■ **Text passage**
[Start of Attachment]

First and foremost, it is important to limit drugs that have been associated with impaired swallowing such as benzodiazepines, ethanol, and neuroleptic medications like haloperidol and phenothiazines, particularly in the elderly [51]. While some studies have shown some promising data around the use of pharmacologic agents to improve swallow, none are consistently used in clinical practice at this time; the data around the efficacy of these interventions in the elderly is even further limited. For example, black pepper oil, capsaicin, and angiotensin converting enzyme inhibitors (ACEi) have been theorized to improve swallowing through increase in the concentration of Substance P, which acts as a neurotransmitter for the swallow response [53]. Capsaicin and piperine act as TRPV1 agonists and increase sensory stimulation of the swallowing pathway [69]. Activation of dopaminergic neurons through L-dopa or dopamine agonists like amantadine may also help to reduce dysphagia [51].

[End of Attachment]

■ **Work task 1**
Answer these questions about the passage on drugs and swallowing:
(a) Which neuroleptic medications does it name as associated with impaired swallowing?
(b) What does Substance P act as?
(c) Capsaicin and piperine act as agonists of what?
■ **Work task 2**
Proceed with the passage on drugs and swallowing, picking up after its final sentence.
The stored data entries are not needed for this work.

(Stored data entries)

[Start of Attachment]

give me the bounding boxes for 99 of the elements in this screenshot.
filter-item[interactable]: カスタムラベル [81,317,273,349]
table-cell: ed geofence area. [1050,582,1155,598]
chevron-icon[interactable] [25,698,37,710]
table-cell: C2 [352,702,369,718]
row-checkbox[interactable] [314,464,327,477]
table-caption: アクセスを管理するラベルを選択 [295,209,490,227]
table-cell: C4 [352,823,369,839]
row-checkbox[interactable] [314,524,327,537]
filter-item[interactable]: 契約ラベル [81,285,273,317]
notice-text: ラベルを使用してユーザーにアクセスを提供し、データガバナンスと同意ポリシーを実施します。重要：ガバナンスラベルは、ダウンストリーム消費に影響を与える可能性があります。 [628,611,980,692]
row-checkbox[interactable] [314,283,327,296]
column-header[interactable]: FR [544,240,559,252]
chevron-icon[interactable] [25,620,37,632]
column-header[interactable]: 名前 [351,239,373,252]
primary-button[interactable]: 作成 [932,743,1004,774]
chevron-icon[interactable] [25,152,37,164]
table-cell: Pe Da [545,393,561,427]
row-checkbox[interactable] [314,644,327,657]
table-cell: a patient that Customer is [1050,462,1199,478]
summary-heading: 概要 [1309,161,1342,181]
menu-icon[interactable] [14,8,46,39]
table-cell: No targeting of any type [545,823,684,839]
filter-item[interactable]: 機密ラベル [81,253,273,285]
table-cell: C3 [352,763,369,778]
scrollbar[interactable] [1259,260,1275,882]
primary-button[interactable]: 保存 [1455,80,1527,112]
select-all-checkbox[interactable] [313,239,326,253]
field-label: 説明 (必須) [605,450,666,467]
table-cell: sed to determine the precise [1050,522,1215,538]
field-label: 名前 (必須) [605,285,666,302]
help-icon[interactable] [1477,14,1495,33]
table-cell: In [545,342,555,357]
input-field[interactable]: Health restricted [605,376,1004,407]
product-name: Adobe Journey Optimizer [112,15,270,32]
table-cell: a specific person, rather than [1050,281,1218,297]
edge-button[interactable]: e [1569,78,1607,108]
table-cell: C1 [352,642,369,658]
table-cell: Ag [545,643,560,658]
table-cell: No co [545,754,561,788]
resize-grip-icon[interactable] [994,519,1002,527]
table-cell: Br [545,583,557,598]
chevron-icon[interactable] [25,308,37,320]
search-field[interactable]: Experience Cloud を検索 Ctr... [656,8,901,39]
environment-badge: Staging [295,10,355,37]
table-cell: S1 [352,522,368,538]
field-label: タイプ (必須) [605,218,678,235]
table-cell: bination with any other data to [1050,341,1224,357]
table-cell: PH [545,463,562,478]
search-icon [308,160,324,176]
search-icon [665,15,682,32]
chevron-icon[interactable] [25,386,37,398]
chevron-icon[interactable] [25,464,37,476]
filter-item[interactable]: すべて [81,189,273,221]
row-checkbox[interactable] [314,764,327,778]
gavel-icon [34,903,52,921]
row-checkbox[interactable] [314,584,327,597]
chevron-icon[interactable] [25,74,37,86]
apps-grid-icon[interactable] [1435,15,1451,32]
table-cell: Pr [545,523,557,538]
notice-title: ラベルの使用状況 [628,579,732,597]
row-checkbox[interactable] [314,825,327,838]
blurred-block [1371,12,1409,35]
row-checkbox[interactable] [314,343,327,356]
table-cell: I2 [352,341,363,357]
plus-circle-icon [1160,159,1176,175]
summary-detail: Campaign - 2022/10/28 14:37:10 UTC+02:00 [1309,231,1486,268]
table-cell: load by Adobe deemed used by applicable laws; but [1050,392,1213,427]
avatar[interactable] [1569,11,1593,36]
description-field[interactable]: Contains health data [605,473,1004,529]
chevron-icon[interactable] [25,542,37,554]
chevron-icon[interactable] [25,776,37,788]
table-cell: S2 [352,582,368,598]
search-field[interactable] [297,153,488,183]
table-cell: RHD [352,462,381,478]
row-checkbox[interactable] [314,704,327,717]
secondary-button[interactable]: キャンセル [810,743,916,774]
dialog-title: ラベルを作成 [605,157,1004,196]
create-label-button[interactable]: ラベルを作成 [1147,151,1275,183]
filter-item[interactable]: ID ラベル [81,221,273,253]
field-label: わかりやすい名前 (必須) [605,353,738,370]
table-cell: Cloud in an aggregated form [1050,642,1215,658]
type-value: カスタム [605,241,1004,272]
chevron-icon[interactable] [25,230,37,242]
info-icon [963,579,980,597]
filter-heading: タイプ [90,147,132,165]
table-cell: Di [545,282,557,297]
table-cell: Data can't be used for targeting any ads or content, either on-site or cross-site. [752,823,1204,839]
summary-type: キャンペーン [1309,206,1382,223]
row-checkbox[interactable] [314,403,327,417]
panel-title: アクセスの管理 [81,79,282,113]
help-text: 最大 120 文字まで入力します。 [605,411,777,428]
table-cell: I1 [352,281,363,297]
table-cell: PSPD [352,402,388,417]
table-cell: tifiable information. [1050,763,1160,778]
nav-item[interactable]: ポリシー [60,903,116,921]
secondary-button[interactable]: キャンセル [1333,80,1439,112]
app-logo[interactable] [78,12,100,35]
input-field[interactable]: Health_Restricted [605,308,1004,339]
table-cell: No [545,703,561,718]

[End of Attachment]

■ **Written answer 1**
(a) Haloperidol and phenothiazines.
(b) A neurotransmitter for the swallow response.
(c) TRPV1.

■ **Written answer 2**
Botulinum (BTX) injection is a nonsurgical treatment alternative that is successfully used for upper esophageal sphincter (UES) hypercontractility. BTX can be applied endoscopically or percutaneously. Although retreatment is typically needed, studies have shown long-lasting relief of symptoms with BTX treatment. This has been shown to be a viable alternative to cricopharyngeal (CP) myotomy and can be a reasonable consideration for elderly patients seeking a less invasive treatment option for UES hyperfunction [77].

6.2 Oropharyngeal Dysphagia – Mechanical Disorders

Mechanical disorders leading to OP dysphagia are less common but can still be clinically significant causes for dysphagia in the elderly.

6.2.1 Cricopharyngeal Bar

Cricopharyngeal is a relatively common finding in elderly individuals with and without dysphagia [78]. CP myotomy, which can be performed either open or endoscopically can provide effective symptom relief. Esophageal dilation can be an adequate alternative to surgery, particularly for elderly patients with poor functional status who may not be surgical candidates [79]. Notably, some studies favor Savary dilation in elderly patients for the dilation of CP bar due to its safety profile and ease of endoscopic dilation [80].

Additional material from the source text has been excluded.